## What this task involves:
Take each line containing the word "SRMTID" and copy it.

## Supplied records:
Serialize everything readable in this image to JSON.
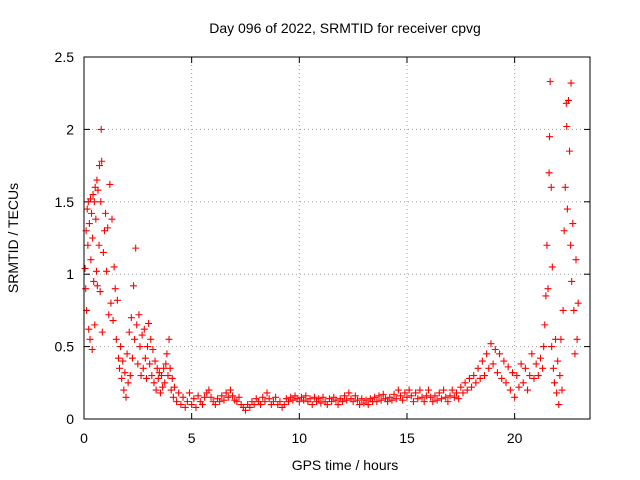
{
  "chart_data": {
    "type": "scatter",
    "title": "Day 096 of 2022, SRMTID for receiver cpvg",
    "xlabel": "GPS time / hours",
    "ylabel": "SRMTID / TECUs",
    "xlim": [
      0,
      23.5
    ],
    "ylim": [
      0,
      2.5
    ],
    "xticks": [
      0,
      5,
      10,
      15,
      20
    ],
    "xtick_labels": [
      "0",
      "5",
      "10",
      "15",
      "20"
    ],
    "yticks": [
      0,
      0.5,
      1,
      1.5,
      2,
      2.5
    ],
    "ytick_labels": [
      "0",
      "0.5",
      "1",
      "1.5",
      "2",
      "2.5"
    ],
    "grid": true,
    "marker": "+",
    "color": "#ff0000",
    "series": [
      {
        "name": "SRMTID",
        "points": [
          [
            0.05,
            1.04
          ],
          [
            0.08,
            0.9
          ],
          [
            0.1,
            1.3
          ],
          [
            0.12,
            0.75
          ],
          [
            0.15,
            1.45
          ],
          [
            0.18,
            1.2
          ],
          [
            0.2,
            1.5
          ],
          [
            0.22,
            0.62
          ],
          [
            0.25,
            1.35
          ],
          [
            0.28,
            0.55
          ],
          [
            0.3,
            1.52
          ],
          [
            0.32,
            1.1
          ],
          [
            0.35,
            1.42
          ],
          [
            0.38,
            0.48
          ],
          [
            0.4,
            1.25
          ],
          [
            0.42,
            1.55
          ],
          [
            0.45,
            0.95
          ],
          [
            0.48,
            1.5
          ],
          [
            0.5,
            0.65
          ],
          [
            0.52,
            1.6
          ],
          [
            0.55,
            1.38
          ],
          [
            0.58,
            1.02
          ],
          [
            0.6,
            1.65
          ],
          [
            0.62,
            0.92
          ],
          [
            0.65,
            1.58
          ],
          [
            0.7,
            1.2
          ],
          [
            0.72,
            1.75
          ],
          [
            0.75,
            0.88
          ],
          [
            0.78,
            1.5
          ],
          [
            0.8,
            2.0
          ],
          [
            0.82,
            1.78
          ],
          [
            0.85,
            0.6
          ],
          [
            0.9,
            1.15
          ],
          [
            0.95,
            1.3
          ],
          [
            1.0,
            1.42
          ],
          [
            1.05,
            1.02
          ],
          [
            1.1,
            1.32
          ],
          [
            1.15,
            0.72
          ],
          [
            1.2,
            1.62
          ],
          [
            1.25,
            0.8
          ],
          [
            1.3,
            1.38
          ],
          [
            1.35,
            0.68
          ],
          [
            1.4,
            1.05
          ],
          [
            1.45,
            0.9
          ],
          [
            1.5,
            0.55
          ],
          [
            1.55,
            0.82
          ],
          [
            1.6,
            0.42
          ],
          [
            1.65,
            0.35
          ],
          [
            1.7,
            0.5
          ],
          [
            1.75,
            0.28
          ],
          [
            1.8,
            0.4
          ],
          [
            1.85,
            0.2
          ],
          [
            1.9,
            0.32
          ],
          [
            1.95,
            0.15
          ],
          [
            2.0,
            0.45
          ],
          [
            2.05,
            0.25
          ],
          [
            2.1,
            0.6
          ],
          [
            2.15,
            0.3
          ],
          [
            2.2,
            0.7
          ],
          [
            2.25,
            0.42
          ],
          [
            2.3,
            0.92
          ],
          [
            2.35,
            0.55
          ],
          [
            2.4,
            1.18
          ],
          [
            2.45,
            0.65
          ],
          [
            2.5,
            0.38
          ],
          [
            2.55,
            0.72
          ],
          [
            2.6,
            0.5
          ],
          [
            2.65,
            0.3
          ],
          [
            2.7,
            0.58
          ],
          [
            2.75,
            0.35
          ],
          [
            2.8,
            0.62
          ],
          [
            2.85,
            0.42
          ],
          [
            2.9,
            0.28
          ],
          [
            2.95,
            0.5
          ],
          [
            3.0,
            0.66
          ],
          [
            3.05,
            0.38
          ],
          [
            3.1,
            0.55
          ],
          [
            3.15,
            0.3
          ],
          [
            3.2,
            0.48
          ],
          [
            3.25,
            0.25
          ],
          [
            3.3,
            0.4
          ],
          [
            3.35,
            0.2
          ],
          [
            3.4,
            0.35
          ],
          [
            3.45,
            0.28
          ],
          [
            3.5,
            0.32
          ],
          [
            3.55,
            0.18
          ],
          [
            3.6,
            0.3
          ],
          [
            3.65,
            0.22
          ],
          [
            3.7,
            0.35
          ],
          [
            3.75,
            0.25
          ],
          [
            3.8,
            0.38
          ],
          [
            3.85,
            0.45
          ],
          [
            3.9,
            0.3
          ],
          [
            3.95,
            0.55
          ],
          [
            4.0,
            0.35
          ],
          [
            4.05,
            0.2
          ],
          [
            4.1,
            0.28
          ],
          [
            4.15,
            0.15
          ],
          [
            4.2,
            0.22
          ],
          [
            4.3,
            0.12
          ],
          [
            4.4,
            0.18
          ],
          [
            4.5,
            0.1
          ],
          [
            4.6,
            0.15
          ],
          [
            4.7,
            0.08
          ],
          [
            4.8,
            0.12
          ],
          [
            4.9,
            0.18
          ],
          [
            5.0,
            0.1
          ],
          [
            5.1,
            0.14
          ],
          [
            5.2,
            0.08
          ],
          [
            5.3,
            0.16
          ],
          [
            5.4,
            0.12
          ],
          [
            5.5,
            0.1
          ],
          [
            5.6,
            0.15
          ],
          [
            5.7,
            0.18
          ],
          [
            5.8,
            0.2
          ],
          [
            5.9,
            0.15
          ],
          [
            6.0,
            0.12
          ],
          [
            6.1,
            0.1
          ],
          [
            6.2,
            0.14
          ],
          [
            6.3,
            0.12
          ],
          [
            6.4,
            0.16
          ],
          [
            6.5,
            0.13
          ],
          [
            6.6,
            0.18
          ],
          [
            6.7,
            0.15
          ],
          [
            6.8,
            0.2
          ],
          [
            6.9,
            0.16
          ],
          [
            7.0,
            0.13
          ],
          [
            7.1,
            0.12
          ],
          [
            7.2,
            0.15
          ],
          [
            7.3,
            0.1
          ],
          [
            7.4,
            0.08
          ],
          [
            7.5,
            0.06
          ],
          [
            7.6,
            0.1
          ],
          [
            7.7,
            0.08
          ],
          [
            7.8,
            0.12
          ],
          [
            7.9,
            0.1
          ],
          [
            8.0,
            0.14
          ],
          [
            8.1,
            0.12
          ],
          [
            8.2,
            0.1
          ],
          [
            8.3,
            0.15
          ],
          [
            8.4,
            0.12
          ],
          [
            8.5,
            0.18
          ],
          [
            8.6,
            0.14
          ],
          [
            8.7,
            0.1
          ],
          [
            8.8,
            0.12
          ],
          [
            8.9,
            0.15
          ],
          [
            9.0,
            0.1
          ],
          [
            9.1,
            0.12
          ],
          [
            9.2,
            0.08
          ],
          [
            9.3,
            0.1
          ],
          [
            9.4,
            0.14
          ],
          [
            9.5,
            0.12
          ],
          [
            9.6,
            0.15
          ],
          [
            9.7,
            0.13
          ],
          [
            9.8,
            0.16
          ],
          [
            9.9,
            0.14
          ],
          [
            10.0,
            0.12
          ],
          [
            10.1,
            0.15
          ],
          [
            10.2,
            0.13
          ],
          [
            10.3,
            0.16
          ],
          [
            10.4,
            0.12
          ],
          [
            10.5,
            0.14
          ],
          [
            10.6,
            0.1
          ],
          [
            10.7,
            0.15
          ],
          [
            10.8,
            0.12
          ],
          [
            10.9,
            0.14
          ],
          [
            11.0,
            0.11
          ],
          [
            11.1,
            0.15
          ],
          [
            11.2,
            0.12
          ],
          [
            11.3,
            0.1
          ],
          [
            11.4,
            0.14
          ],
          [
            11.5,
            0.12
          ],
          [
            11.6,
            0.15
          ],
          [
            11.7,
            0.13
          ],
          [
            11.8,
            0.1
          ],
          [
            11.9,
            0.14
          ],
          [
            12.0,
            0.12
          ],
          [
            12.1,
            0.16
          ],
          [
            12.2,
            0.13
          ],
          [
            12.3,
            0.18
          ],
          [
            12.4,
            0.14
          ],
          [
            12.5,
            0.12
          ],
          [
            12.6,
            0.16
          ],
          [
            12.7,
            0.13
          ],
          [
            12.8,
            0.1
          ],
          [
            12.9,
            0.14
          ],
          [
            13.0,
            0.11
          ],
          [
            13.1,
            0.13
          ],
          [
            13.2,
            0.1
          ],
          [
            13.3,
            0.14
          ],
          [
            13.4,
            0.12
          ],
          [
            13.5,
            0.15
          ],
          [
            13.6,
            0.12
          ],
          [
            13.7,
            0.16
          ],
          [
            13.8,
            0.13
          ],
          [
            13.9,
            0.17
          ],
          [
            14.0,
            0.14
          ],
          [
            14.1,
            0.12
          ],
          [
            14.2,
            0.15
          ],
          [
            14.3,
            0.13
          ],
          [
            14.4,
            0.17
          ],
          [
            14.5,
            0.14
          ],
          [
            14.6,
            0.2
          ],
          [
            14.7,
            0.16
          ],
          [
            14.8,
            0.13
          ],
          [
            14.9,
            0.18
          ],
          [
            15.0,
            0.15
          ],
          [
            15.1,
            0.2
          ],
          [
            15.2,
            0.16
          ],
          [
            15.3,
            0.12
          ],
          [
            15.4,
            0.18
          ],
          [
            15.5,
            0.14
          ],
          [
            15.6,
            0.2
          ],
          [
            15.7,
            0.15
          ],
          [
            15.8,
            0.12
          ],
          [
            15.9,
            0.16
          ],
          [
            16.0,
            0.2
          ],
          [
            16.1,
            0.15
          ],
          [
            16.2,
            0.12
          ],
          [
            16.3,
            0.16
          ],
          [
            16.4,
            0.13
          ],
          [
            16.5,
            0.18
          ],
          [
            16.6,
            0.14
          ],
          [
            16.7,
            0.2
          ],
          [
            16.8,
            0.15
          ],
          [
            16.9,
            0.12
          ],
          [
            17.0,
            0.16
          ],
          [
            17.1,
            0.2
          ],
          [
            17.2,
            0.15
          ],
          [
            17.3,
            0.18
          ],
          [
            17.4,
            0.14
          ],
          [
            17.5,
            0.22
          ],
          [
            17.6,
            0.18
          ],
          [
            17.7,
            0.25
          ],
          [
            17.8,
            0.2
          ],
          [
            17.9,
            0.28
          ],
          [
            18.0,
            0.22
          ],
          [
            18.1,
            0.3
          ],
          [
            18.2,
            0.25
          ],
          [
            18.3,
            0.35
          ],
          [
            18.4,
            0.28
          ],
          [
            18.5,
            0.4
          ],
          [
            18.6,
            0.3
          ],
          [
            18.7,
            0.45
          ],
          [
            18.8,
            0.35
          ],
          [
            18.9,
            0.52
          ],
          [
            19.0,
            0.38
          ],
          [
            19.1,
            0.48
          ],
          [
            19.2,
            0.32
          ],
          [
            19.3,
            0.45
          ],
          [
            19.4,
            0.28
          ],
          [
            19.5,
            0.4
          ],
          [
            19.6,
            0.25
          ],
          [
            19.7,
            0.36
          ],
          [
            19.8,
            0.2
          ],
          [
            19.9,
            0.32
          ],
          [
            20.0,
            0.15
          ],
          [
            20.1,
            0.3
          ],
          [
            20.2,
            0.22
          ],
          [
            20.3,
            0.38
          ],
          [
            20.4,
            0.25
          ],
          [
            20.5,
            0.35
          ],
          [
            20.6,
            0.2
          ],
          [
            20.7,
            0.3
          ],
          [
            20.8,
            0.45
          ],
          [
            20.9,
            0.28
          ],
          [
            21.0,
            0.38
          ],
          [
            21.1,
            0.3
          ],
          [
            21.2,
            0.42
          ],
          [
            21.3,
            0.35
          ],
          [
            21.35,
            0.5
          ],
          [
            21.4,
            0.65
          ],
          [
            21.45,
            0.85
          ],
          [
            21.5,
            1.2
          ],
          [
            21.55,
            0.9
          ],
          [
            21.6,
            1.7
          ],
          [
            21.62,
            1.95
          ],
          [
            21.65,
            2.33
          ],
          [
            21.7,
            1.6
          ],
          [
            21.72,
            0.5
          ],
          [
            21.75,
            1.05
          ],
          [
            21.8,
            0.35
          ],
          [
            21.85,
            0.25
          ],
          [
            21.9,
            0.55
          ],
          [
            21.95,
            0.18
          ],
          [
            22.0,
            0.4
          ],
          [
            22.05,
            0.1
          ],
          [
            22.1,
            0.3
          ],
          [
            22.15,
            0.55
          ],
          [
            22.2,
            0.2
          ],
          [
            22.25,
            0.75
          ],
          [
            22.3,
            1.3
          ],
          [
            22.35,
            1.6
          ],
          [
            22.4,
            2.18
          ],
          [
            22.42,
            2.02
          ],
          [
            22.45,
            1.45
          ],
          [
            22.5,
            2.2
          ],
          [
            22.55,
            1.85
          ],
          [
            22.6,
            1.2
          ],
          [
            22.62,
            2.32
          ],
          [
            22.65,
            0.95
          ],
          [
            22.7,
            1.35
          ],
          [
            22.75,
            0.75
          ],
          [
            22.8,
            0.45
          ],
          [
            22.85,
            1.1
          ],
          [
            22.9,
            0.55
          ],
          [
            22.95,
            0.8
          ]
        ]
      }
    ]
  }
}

## Result for this exercise:
    "title": "Day 096 of 2022, SRMTID for receiver cpvg",
    "ylabel": "SRMTID / TECUs",
        "name": "SRMTID",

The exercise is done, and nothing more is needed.